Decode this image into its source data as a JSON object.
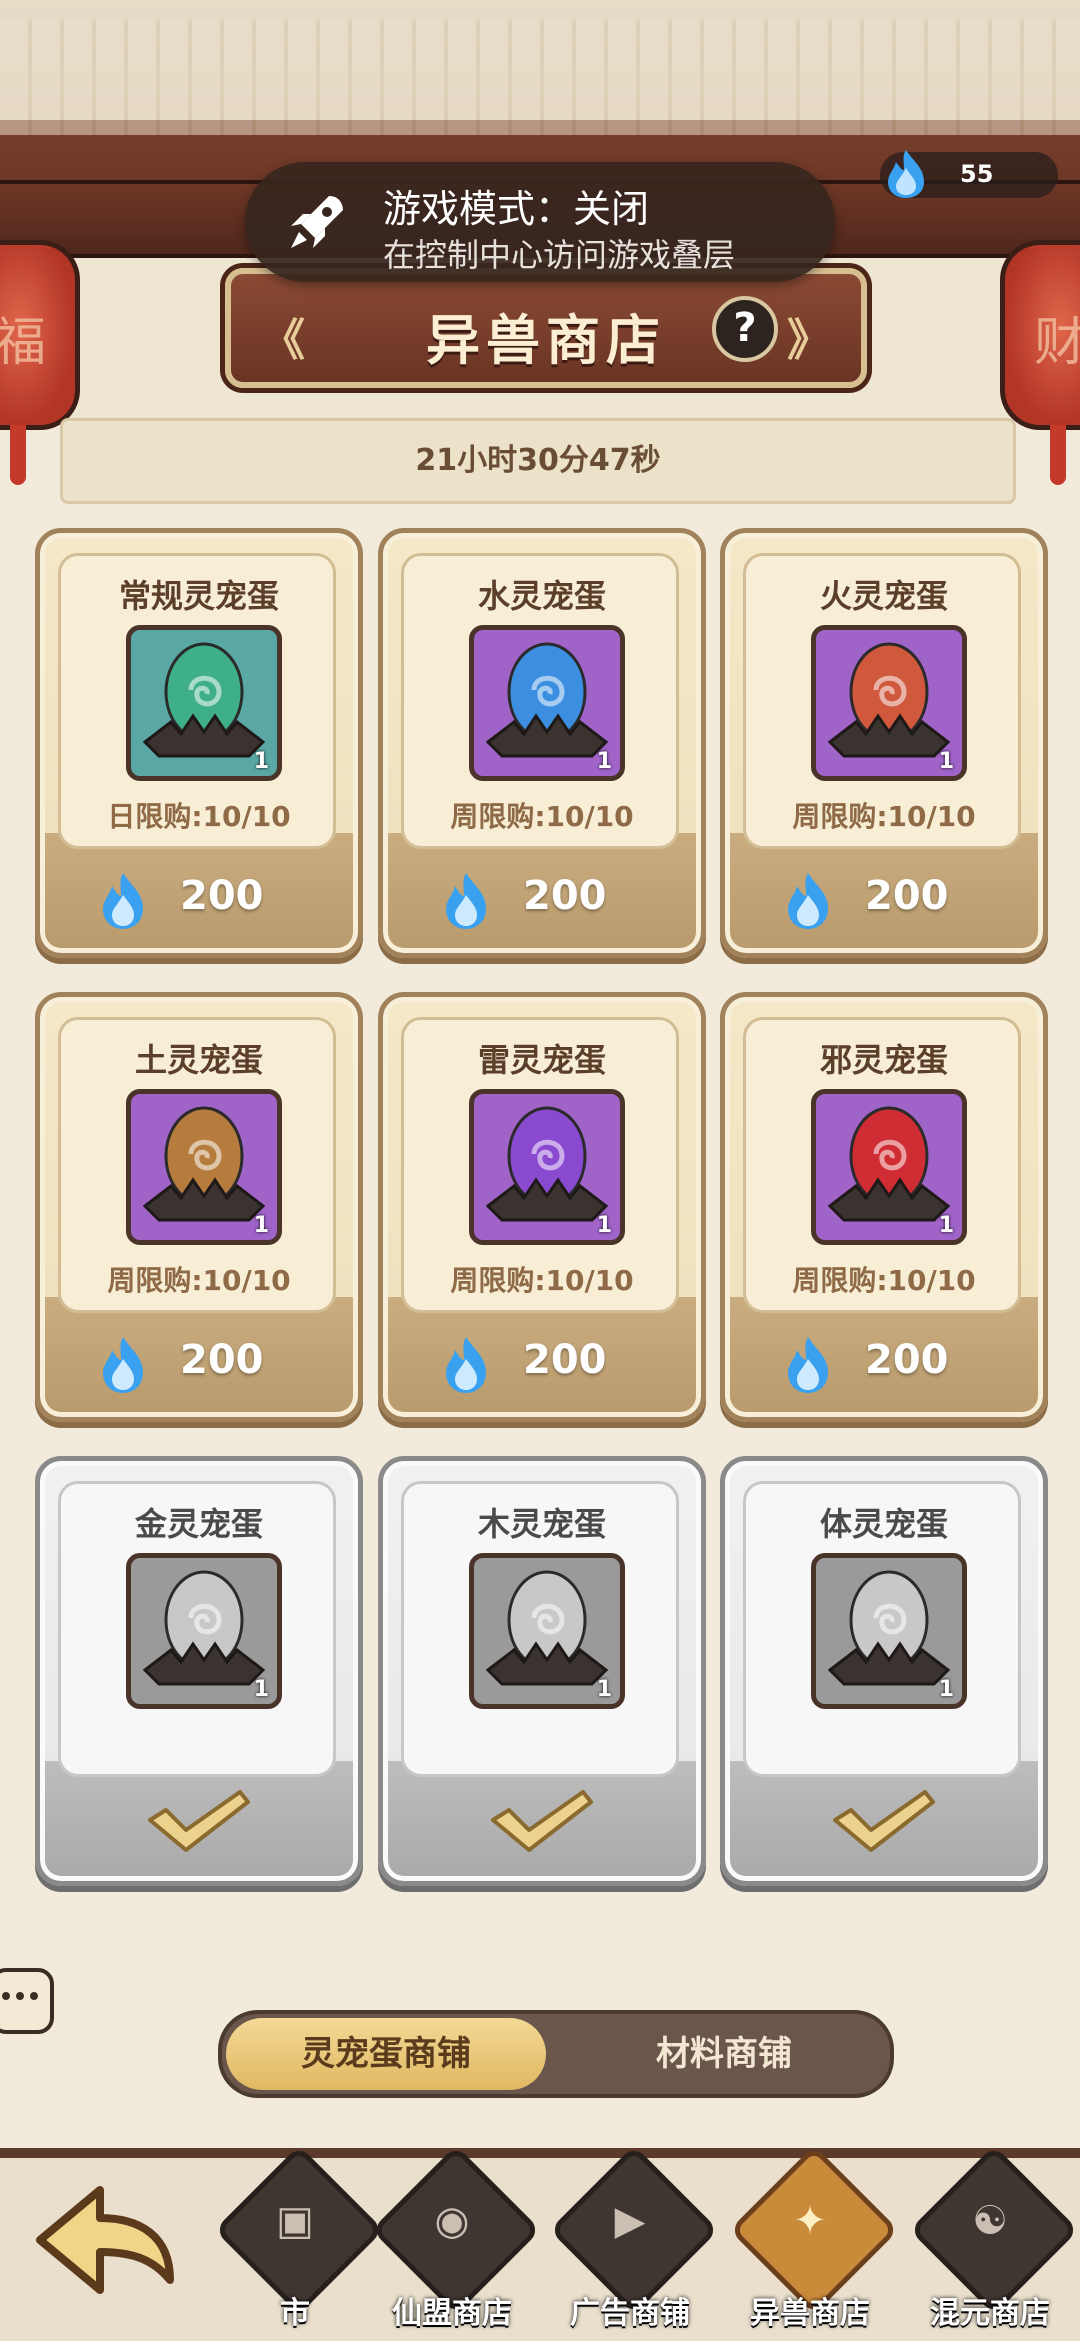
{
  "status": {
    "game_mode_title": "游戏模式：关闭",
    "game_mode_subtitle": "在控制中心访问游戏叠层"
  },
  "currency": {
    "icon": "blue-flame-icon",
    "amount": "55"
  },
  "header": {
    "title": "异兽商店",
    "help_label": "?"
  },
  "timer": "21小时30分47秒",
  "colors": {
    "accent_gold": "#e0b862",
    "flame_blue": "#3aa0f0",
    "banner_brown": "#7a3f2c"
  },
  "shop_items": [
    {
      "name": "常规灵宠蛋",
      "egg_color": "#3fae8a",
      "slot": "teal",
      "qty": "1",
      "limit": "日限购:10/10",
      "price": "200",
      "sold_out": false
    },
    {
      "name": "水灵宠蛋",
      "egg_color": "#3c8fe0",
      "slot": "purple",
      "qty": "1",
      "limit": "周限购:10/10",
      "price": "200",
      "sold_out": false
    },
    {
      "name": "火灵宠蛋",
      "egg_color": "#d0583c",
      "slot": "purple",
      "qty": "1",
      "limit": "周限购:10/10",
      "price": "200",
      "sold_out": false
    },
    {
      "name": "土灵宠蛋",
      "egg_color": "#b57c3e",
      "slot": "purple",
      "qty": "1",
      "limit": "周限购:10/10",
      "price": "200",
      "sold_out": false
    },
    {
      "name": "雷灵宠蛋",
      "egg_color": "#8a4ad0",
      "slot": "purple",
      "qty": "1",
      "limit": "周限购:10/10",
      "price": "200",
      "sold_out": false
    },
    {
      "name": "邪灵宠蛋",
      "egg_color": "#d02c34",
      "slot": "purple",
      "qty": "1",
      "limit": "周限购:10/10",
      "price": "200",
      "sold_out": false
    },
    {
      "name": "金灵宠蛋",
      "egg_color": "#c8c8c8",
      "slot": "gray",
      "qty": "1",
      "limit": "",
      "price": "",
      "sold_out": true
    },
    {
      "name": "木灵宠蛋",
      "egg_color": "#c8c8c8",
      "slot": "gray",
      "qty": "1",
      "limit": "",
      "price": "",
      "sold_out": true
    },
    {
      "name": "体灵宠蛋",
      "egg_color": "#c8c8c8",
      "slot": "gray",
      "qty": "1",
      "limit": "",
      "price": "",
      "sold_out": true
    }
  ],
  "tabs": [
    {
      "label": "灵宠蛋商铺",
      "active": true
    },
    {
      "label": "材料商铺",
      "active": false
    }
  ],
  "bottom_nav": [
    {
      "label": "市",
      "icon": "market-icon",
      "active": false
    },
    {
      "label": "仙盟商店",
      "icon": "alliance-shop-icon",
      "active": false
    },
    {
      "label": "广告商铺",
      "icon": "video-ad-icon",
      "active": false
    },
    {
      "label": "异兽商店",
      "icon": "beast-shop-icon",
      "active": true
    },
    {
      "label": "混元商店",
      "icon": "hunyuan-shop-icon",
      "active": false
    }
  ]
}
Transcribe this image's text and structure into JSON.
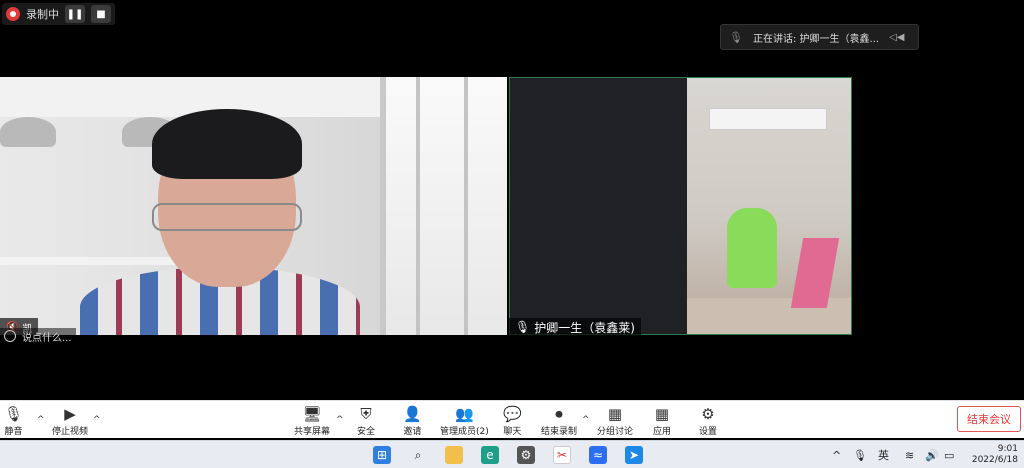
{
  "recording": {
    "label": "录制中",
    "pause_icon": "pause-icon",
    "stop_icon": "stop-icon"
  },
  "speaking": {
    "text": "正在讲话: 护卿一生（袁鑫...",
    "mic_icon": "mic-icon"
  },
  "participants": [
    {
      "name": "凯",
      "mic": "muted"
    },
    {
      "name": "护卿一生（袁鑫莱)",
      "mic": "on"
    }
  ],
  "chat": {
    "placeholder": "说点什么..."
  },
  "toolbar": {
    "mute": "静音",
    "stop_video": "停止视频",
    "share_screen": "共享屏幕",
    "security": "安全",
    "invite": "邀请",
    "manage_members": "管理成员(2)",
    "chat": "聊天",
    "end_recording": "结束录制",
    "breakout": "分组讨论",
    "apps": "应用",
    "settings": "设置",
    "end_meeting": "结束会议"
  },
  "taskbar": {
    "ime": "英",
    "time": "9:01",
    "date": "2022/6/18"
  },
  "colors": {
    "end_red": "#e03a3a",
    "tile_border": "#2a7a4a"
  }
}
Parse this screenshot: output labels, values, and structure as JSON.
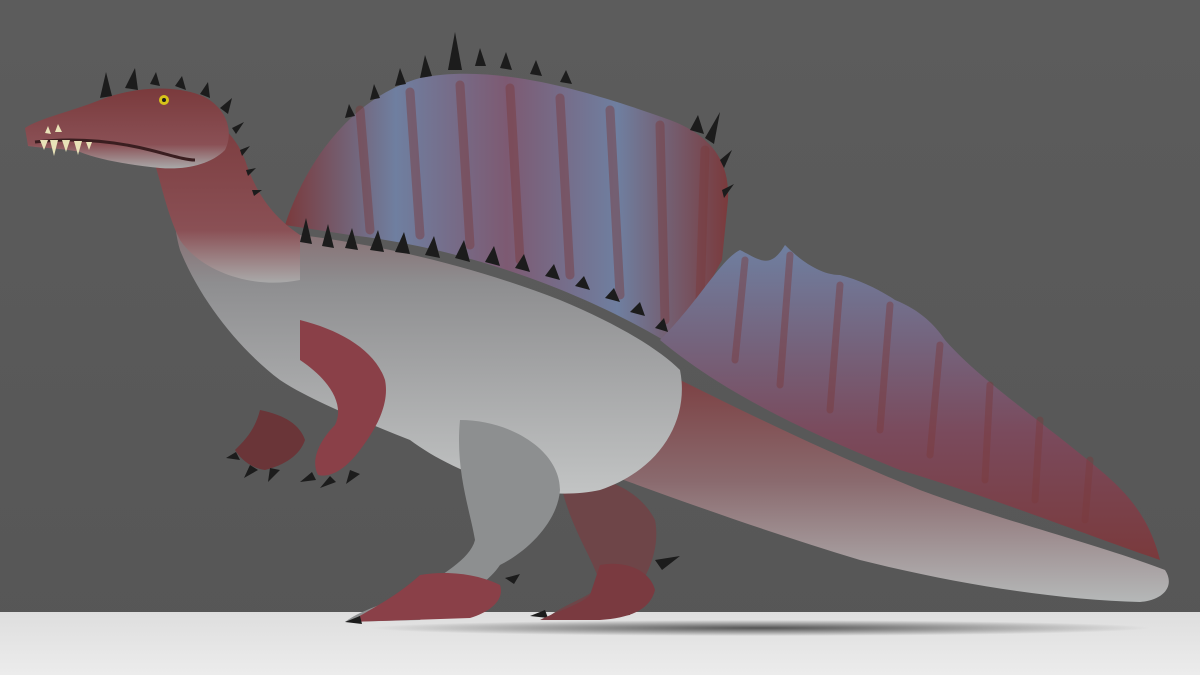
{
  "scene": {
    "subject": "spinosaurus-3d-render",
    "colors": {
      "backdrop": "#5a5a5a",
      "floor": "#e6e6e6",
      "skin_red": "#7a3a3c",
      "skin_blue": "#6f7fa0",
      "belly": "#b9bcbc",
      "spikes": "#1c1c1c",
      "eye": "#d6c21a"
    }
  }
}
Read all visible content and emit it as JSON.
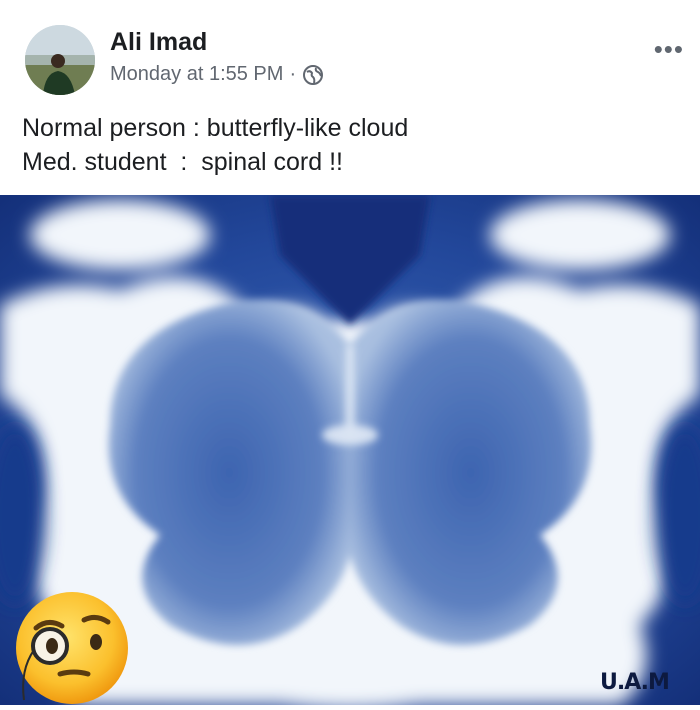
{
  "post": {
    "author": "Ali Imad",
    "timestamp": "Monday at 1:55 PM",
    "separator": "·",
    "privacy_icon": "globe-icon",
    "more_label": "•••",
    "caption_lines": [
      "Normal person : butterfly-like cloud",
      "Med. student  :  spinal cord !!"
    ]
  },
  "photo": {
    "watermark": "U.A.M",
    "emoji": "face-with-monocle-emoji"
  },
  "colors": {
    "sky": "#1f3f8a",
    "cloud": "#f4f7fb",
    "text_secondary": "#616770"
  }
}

────

### TO DO
Each line from the one that contains "Read all visible content and emit it as JSON." to the end of the listing must be quoted exactly; no other line and no picture belongs in the copy.

### OUTPUT
Read all visible content and emit it as JSON.
{
  "post": {
    "author": "Ali Imad",
    "timestamp": "Monday at 1:55 PM",
    "separator": "·",
    "privacy_icon": "globe-icon",
    "more_label": "•••",
    "caption_lines": [
      "Normal person : butterfly-like cloud",
      "Med. student  :  spinal cord !!"
    ]
  },
  "photo": {
    "watermark": "U.A.M",
    "emoji": "face-with-monocle-emoji"
  },
  "colors": {
    "sky": "#1f3f8a",
    "cloud": "#f4f7fb",
    "text_secondary": "#616770"
  }
}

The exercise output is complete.